#### [What the task requires]
Find every line in the records that holds the string "this". Copy each one.

#### [Record extracts]
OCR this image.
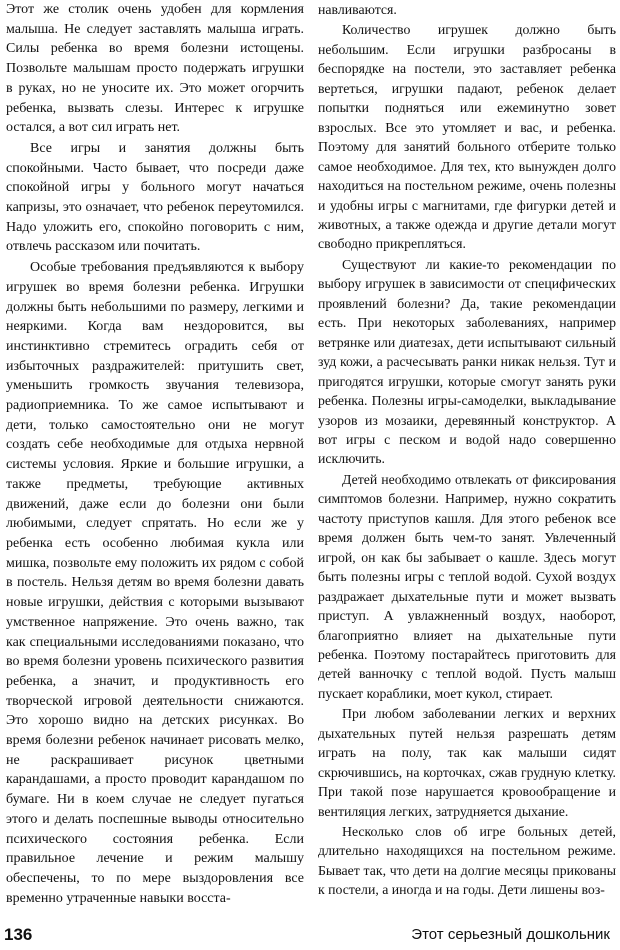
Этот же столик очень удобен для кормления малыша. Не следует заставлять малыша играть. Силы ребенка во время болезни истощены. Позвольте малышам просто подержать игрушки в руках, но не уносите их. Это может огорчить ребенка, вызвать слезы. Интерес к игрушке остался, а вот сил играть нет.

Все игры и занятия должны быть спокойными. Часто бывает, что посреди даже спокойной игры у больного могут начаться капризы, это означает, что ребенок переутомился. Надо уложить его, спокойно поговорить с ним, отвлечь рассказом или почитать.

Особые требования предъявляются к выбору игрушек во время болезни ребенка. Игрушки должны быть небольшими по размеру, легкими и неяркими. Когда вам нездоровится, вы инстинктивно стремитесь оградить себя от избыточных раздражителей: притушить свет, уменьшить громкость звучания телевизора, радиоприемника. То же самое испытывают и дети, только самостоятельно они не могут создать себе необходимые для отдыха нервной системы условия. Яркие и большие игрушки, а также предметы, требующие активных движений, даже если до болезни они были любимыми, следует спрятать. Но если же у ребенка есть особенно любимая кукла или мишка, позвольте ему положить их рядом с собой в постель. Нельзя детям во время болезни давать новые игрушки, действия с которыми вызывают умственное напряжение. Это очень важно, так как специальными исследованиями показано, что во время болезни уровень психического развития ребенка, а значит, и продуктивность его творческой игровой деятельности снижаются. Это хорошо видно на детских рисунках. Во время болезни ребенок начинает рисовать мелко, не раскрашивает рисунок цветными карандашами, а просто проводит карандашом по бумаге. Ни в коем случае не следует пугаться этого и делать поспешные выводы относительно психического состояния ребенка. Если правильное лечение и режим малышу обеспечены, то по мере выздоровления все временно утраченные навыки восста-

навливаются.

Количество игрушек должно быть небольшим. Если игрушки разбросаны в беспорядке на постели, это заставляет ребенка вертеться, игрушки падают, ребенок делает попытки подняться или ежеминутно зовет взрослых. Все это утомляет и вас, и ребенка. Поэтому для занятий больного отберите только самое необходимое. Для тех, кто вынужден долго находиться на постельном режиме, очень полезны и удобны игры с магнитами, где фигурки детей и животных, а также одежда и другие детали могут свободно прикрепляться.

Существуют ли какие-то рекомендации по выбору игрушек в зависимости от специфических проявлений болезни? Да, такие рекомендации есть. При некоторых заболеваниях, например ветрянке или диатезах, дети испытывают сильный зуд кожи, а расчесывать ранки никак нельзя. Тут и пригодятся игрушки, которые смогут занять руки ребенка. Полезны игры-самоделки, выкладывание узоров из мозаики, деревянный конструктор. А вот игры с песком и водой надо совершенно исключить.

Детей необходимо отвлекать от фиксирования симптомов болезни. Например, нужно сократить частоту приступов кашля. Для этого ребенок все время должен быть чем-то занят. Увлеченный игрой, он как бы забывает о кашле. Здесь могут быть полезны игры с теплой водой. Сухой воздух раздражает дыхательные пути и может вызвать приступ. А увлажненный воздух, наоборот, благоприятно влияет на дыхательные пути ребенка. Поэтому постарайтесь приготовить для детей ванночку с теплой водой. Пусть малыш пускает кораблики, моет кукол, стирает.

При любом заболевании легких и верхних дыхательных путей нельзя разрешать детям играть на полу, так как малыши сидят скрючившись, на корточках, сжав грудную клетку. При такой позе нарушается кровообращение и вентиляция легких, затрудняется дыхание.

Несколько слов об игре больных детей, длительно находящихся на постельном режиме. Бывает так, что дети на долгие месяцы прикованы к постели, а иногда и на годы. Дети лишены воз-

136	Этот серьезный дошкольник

...

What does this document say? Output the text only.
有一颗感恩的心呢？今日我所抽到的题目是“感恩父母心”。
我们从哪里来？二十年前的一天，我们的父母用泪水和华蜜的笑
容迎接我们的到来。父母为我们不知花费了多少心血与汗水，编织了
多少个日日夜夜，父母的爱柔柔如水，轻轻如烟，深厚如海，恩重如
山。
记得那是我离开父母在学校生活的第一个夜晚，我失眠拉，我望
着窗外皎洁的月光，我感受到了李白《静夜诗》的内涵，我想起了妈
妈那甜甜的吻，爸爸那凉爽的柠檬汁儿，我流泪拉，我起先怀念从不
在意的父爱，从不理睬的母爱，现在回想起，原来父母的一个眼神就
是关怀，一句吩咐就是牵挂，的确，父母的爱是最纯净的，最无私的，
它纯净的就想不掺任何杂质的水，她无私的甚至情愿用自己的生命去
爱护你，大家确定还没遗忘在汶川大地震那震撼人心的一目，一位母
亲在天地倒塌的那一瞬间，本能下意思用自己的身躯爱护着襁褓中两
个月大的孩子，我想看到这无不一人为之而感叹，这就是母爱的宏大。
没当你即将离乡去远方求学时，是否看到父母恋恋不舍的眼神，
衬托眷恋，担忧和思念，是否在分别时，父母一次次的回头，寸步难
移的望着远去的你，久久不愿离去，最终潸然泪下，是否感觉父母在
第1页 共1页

#### [Finished task]
OCR this image.
What does this document say? Output the text only.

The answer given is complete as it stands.